══ DATASET EXTRACT ══

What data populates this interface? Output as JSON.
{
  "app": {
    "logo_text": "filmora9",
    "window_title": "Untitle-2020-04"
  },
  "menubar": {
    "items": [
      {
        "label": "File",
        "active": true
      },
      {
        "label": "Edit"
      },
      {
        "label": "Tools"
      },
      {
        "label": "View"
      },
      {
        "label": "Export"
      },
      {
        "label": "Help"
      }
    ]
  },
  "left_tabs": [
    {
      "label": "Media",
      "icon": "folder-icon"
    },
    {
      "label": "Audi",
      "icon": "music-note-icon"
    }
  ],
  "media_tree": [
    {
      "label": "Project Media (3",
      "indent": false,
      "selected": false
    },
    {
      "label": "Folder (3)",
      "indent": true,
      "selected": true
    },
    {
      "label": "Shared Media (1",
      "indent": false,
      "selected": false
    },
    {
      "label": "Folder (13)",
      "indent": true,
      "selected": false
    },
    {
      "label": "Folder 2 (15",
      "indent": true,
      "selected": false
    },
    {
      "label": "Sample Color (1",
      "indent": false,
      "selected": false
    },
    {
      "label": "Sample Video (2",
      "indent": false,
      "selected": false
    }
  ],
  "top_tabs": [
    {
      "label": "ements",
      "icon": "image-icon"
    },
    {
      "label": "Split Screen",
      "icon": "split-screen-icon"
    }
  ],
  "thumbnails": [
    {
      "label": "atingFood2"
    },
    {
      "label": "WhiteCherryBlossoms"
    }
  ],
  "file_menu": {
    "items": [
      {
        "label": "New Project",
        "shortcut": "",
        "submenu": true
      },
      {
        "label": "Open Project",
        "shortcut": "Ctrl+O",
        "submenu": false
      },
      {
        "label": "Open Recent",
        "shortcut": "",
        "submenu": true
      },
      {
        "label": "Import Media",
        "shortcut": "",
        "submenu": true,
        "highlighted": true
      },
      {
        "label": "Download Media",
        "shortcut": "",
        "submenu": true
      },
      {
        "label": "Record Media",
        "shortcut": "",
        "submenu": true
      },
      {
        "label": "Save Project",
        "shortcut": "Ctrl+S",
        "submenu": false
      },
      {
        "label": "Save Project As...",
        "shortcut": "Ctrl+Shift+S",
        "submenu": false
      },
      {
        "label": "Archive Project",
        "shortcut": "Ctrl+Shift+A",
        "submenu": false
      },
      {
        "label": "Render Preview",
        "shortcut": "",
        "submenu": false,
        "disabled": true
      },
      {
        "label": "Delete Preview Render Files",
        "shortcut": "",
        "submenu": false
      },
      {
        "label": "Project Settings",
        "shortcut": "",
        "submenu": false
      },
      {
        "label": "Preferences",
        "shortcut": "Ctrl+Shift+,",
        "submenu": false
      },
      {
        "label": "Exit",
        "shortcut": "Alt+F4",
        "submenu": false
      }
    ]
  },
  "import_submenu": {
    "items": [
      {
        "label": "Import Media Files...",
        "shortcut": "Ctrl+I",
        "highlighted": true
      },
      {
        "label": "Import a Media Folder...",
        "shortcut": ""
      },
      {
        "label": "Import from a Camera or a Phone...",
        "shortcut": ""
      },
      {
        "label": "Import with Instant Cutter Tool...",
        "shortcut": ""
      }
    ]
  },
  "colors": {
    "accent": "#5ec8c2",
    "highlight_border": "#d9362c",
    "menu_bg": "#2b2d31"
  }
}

═══

• **THE TASK**
Extract all of the data above without altering anything.

• **EXPECTED ANSWER**
What data populates this interface? Output as JSON.
{
  "app": {
    "logo_text": "filmora9",
    "window_title": "Untitle-2020-04"
  },
  "menubar": {
    "items": [
      {
        "label": "File",
        "active": true
      },
      {
        "label": "Edit"
      },
      {
        "label": "Tools"
      },
      {
        "label": "View"
      },
      {
        "label": "Export"
      },
      {
        "label": "Help"
      }
    ]
  },
  "left_tabs": [
    {
      "label": "Media",
      "icon": "folder-icon"
    },
    {
      "label": "Audi",
      "icon": "music-note-icon"
    }
  ],
  "media_tree": [
    {
      "label": "Project Media (3",
      "indent": false,
      "selected": false
    },
    {
      "label": "Folder (3)",
      "indent": true,
      "selected": true
    },
    {
      "label": "Shared Media (1",
      "indent": false,
      "selected": false
    },
    {
      "label": "Folder (13)",
      "indent": true,
      "selected": false
    },
    {
      "label": "Folder 2 (15",
      "indent": true,
      "selected": false
    },
    {
      "label": "Sample Color (1",
      "indent": false,
      "selected": false
    },
    {
      "label": "Sample Video (2",
      "indent": false,
      "selected": false
    }
  ],
  "top_tabs": [
    {
      "label": "ements",
      "icon": "image-icon"
    },
    {
      "label": "Split Screen",
      "icon": "split-screen-icon"
    }
  ],
  "thumbnails": [
    {
      "label": "atingFood2"
    },
    {
      "label": "WhiteCherryBlossoms"
    }
  ],
  "file_menu": {
    "items": [
      {
        "label": "New Project",
        "shortcut": "",
        "submenu": true
      },
      {
        "label": "Open Project",
        "shortcut": "Ctrl+O",
        "submenu": false
      },
      {
        "label": "Open Recent",
        "shortcut": "",
        "submenu": true
      },
      {
        "label": "Import Media",
        "shortcut": "",
        "submenu": true,
        "highlighted": true
      },
      {
        "label": "Download Media",
        "shortcut": "",
        "submenu": true
      },
      {
        "label": "Record Media",
        "shortcut": "",
        "submenu": true
      },
      {
        "label": "Save Project",
        "shortcut": "Ctrl+S",
        "submenu": false
      },
      {
        "label": "Save Project As...",
        "shortcut": "Ctrl+Shift+S",
        "submenu": false
      },
      {
        "label": "Archive Project",
        "shortcut": "Ctrl+Shift+A",
        "submenu": false
      },
      {
        "label": "Render Preview",
        "shortcut": "",
        "submenu": false,
        "disabled": true
      },
      {
        "label": "Delete Preview Render Files",
        "shortcut": "",
        "submenu": false
      },
      {
        "label": "Project Settings",
        "shortcut": "",
        "submenu": false
      },
      {
        "label": "Preferences",
        "shortcut": "Ctrl+Shift+,",
        "submenu": false
      },
      {
        "label": "Exit",
        "shortcut": "Alt+F4",
        "submenu": false
      }
    ]
  },
  "import_submenu": {
    "items": [
      {
        "label": "Import Media Files...",
        "shortcut": "Ctrl+I",
        "highlighted": true
      },
      {
        "label": "Import a Media Folder...",
        "shortcut": ""
      },
      {
        "label": "Import from a Camera or a Phone...",
        "shortcut": ""
      },
      {
        "label": "Import with Instant Cutter Tool...",
        "shortcut": ""
      }
    ]
  },
  "colors": {
    "accent": "#5ec8c2",
    "highlight_border": "#d9362c",
    "menu_bg": "#2b2d31"
  }
}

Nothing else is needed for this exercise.